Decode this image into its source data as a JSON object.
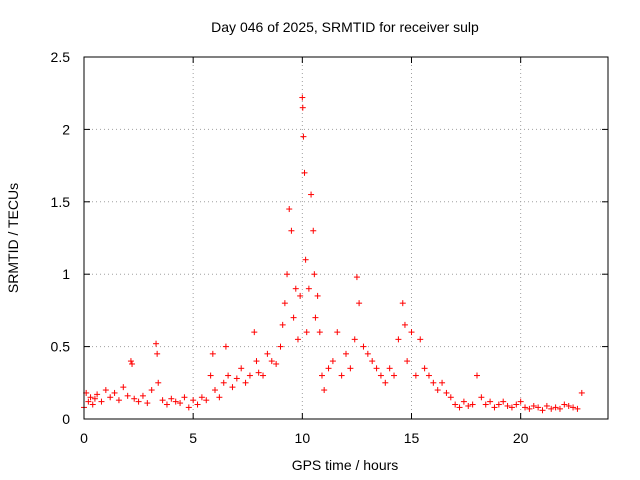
{
  "chart_data": {
    "type": "scatter",
    "title": "Day 046 of 2025, SRMTID for receiver sulp",
    "xlabel": "GPS time / hours",
    "ylabel": "SRMTID / TECUs",
    "xlim": [
      0,
      24
    ],
    "ylim": [
      0,
      2.5
    ],
    "x_ticks": [
      0,
      5,
      10,
      15,
      20
    ],
    "x_tick_labels": [
      "0",
      "5",
      "10",
      "15",
      "20"
    ],
    "y_ticks": [
      0,
      0.5,
      1,
      1.5,
      2,
      2.5
    ],
    "y_tick_labels": [
      "0",
      "0.5",
      "1",
      "1.5",
      "2",
      "2.5"
    ],
    "grid": true,
    "marker": "+",
    "color": "#ff0000",
    "series": [
      {
        "name": "SRMTID",
        "x": [
          0.0,
          0.1,
          0.2,
          0.3,
          0.4,
          0.5,
          0.6,
          0.8,
          1.0,
          1.2,
          1.4,
          1.6,
          1.8,
          2.0,
          2.15,
          2.2,
          2.3,
          2.5,
          2.7,
          2.9,
          3.1,
          3.3,
          3.35,
          3.4,
          3.6,
          3.8,
          4.0,
          4.2,
          4.4,
          4.6,
          4.8,
          5.0,
          5.2,
          5.4,
          5.6,
          5.8,
          5.9,
          6.0,
          6.2,
          6.4,
          6.5,
          6.6,
          6.8,
          7.0,
          7.2,
          7.4,
          7.6,
          7.8,
          7.9,
          8.0,
          8.2,
          8.4,
          8.6,
          8.8,
          9.0,
          9.1,
          9.2,
          9.3,
          9.4,
          9.5,
          9.6,
          9.7,
          9.8,
          9.9,
          10.0,
          10.02,
          10.05,
          10.1,
          10.15,
          10.2,
          10.3,
          10.4,
          10.5,
          10.55,
          10.6,
          10.7,
          10.8,
          10.9,
          11.0,
          11.2,
          11.4,
          11.6,
          11.8,
          12.0,
          12.2,
          12.4,
          12.5,
          12.6,
          12.8,
          13.0,
          13.2,
          13.4,
          13.6,
          13.8,
          14.0,
          14.2,
          14.4,
          14.6,
          14.7,
          14.8,
          15.0,
          15.2,
          15.4,
          15.6,
          15.8,
          16.0,
          16.2,
          16.4,
          16.6,
          16.8,
          17.0,
          17.2,
          17.4,
          17.6,
          17.8,
          18.0,
          18.2,
          18.4,
          18.6,
          18.8,
          19.0,
          19.2,
          19.4,
          19.6,
          19.8,
          20.0,
          20.2,
          20.4,
          20.6,
          20.8,
          21.0,
          21.2,
          21.4,
          21.6,
          21.8,
          22.0,
          22.2,
          22.4,
          22.6,
          22.8
        ],
        "y": [
          0.08,
          0.18,
          0.12,
          0.15,
          0.1,
          0.14,
          0.17,
          0.12,
          0.2,
          0.15,
          0.18,
          0.13,
          0.22,
          0.16,
          0.4,
          0.38,
          0.14,
          0.12,
          0.16,
          0.11,
          0.2,
          0.52,
          0.45,
          0.25,
          0.13,
          0.1,
          0.14,
          0.12,
          0.11,
          0.15,
          0.08,
          0.13,
          0.1,
          0.15,
          0.13,
          0.3,
          0.45,
          0.2,
          0.15,
          0.25,
          0.5,
          0.3,
          0.22,
          0.28,
          0.35,
          0.25,
          0.3,
          0.6,
          0.4,
          0.32,
          0.3,
          0.45,
          0.4,
          0.38,
          0.5,
          0.65,
          0.8,
          1.0,
          1.45,
          1.3,
          0.7,
          0.9,
          0.55,
          0.85,
          2.22,
          2.15,
          1.95,
          1.7,
          1.1,
          0.6,
          0.9,
          1.55,
          1.3,
          1.0,
          0.7,
          0.85,
          0.6,
          0.3,
          0.2,
          0.35,
          0.4,
          0.6,
          0.3,
          0.45,
          0.35,
          0.55,
          0.98,
          0.8,
          0.5,
          0.45,
          0.4,
          0.35,
          0.3,
          0.25,
          0.35,
          0.3,
          0.55,
          0.8,
          0.65,
          0.4,
          0.6,
          0.3,
          0.55,
          0.35,
          0.3,
          0.25,
          0.2,
          0.25,
          0.18,
          0.15,
          0.1,
          0.08,
          0.12,
          0.09,
          0.1,
          0.3,
          0.15,
          0.1,
          0.12,
          0.08,
          0.1,
          0.12,
          0.09,
          0.08,
          0.1,
          0.12,
          0.08,
          0.07,
          0.09,
          0.08,
          0.06,
          0.09,
          0.07,
          0.08,
          0.07,
          0.1,
          0.09,
          0.08,
          0.07,
          0.18
        ]
      }
    ]
  }
}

• [Goal] Return each line from the material above exactly, but not the pictures.

• [Finished task]
Decode this image into its source data as a JSON object.
{
  "chart_data": {
    "type": "scatter",
    "title": "Day 046 of 2025, SRMTID for receiver sulp",
    "xlabel": "GPS time / hours",
    "ylabel": "SRMTID / TECUs",
    "xlim": [
      0,
      24
    ],
    "ylim": [
      0,
      2.5
    ],
    "x_ticks": [
      0,
      5,
      10,
      15,
      20
    ],
    "x_tick_labels": [
      "0",
      "5",
      "10",
      "15",
      "20"
    ],
    "y_ticks": [
      0,
      0.5,
      1,
      1.5,
      2,
      2.5
    ],
    "y_tick_labels": [
      "0",
      "0.5",
      "1",
      "1.5",
      "2",
      "2.5"
    ],
    "grid": true,
    "marker": "+",
    "color": "#ff0000",
    "series": [
      {
        "name": "SRMTID",
        "x": [
          0.0,
          0.1,
          0.2,
          0.3,
          0.4,
          0.5,
          0.6,
          0.8,
          1.0,
          1.2,
          1.4,
          1.6,
          1.8,
          2.0,
          2.15,
          2.2,
          2.3,
          2.5,
          2.7,
          2.9,
          3.1,
          3.3,
          3.35,
          3.4,
          3.6,
          3.8,
          4.0,
          4.2,
          4.4,
          4.6,
          4.8,
          5.0,
          5.2,
          5.4,
          5.6,
          5.8,
          5.9,
          6.0,
          6.2,
          6.4,
          6.5,
          6.6,
          6.8,
          7.0,
          7.2,
          7.4,
          7.6,
          7.8,
          7.9,
          8.0,
          8.2,
          8.4,
          8.6,
          8.8,
          9.0,
          9.1,
          9.2,
          9.3,
          9.4,
          9.5,
          9.6,
          9.7,
          9.8,
          9.9,
          10.0,
          10.02,
          10.05,
          10.1,
          10.15,
          10.2,
          10.3,
          10.4,
          10.5,
          10.55,
          10.6,
          10.7,
          10.8,
          10.9,
          11.0,
          11.2,
          11.4,
          11.6,
          11.8,
          12.0,
          12.2,
          12.4,
          12.5,
          12.6,
          12.8,
          13.0,
          13.2,
          13.4,
          13.6,
          13.8,
          14.0,
          14.2,
          14.4,
          14.6,
          14.7,
          14.8,
          15.0,
          15.2,
          15.4,
          15.6,
          15.8,
          16.0,
          16.2,
          16.4,
          16.6,
          16.8,
          17.0,
          17.2,
          17.4,
          17.6,
          17.8,
          18.0,
          18.2,
          18.4,
          18.6,
          18.8,
          19.0,
          19.2,
          19.4,
          19.6,
          19.8,
          20.0,
          20.2,
          20.4,
          20.6,
          20.8,
          21.0,
          21.2,
          21.4,
          21.6,
          21.8,
          22.0,
          22.2,
          22.4,
          22.6,
          22.8
        ],
        "y": [
          0.08,
          0.18,
          0.12,
          0.15,
          0.1,
          0.14,
          0.17,
          0.12,
          0.2,
          0.15,
          0.18,
          0.13,
          0.22,
          0.16,
          0.4,
          0.38,
          0.14,
          0.12,
          0.16,
          0.11,
          0.2,
          0.52,
          0.45,
          0.25,
          0.13,
          0.1,
          0.14,
          0.12,
          0.11,
          0.15,
          0.08,
          0.13,
          0.1,
          0.15,
          0.13,
          0.3,
          0.45,
          0.2,
          0.15,
          0.25,
          0.5,
          0.3,
          0.22,
          0.28,
          0.35,
          0.25,
          0.3,
          0.6,
          0.4,
          0.32,
          0.3,
          0.45,
          0.4,
          0.38,
          0.5,
          0.65,
          0.8,
          1.0,
          1.45,
          1.3,
          0.7,
          0.9,
          0.55,
          0.85,
          2.22,
          2.15,
          1.95,
          1.7,
          1.1,
          0.6,
          0.9,
          1.55,
          1.3,
          1.0,
          0.7,
          0.85,
          0.6,
          0.3,
          0.2,
          0.35,
          0.4,
          0.6,
          0.3,
          0.45,
          0.35,
          0.55,
          0.98,
          0.8,
          0.5,
          0.45,
          0.4,
          0.35,
          0.3,
          0.25,
          0.35,
          0.3,
          0.55,
          0.8,
          0.65,
          0.4,
          0.6,
          0.3,
          0.55,
          0.35,
          0.3,
          0.25,
          0.2,
          0.25,
          0.18,
          0.15,
          0.1,
          0.08,
          0.12,
          0.09,
          0.1,
          0.3,
          0.15,
          0.1,
          0.12,
          0.08,
          0.1,
          0.12,
          0.09,
          0.08,
          0.1,
          0.12,
          0.08,
          0.07,
          0.09,
          0.08,
          0.06,
          0.09,
          0.07,
          0.08,
          0.07,
          0.1,
          0.09,
          0.08,
          0.07,
          0.18
        ]
      }
    ]
  }
}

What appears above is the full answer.